Do this: Type out the complete listing below word for word, without its pictures.

····················

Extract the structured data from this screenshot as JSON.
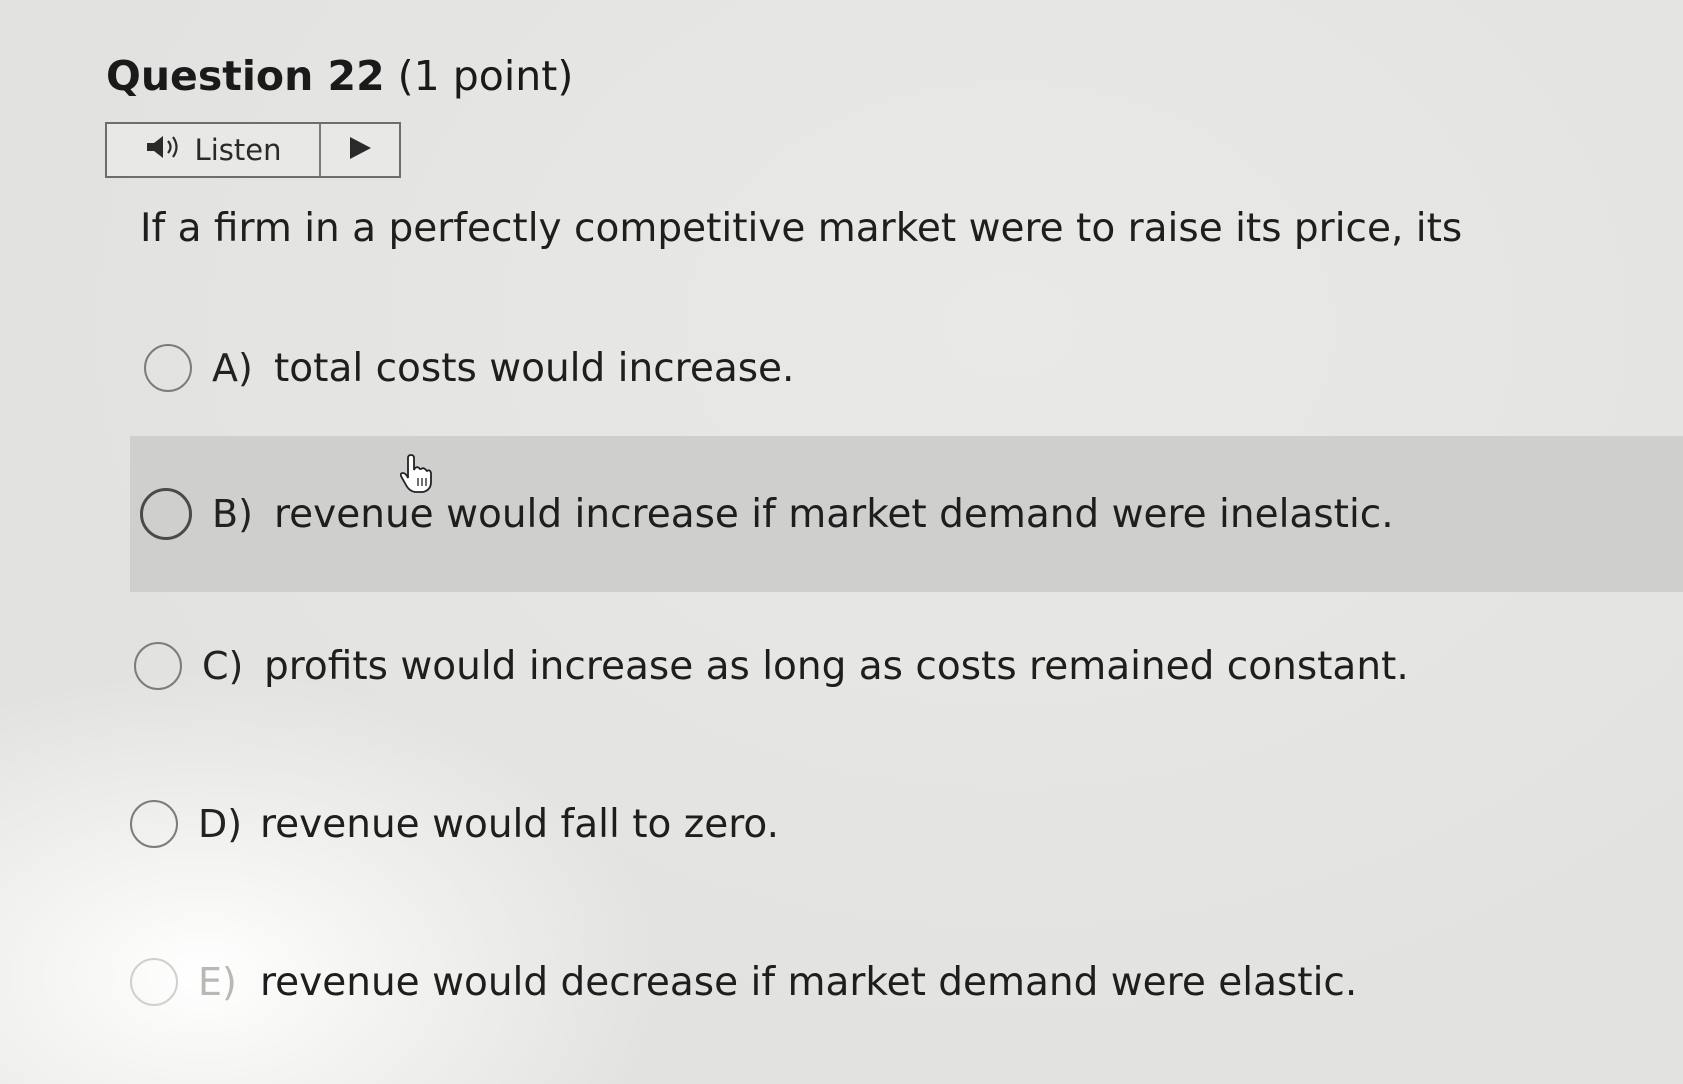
{
  "question": {
    "number_label": "Question 22",
    "points_label": "(1 point)",
    "text": "If a firm in a perfectly competitive market were to raise its price, its"
  },
  "listen": {
    "label": "Listen",
    "speaker_icon": "speaker-icon",
    "play_icon": "play-icon"
  },
  "options": [
    {
      "letter": "A)",
      "text": "total costs would increase."
    },
    {
      "letter": "B)",
      "text": "revenue would increase if market demand were inelastic."
    },
    {
      "letter": "C)",
      "text": "profits would increase as long as costs remained constant."
    },
    {
      "letter": "D)",
      "text": "revenue would fall to zero."
    },
    {
      "letter": "E)",
      "text": "revenue would decrease if market demand were elastic."
    }
  ],
  "colors": {
    "hover_row": "#cfcfcd",
    "page_bg": "#e4e4e2"
  }
}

····················

Worked solution:
Extract the structured data from this screenshot as JSON.
{
  "question": {
    "number_label": "Question 22",
    "points_label": "(1 point)",
    "text": "If a firm in a perfectly competitive market were to raise its price, its"
  },
  "listen": {
    "label": "Listen",
    "speaker_icon": "speaker-icon",
    "play_icon": "play-icon"
  },
  "options": [
    {
      "letter": "A)",
      "text": "total costs would increase."
    },
    {
      "letter": "B)",
      "text": "revenue would increase if market demand were inelastic."
    },
    {
      "letter": "C)",
      "text": "profits would increase as long as costs remained constant."
    },
    {
      "letter": "D)",
      "text": "revenue would fall to zero."
    },
    {
      "letter": "E)",
      "text": "revenue would decrease if market demand were elastic."
    }
  ],
  "colors": {
    "hover_row": "#cfcfcd",
    "page_bg": "#e4e4e2"
  }
}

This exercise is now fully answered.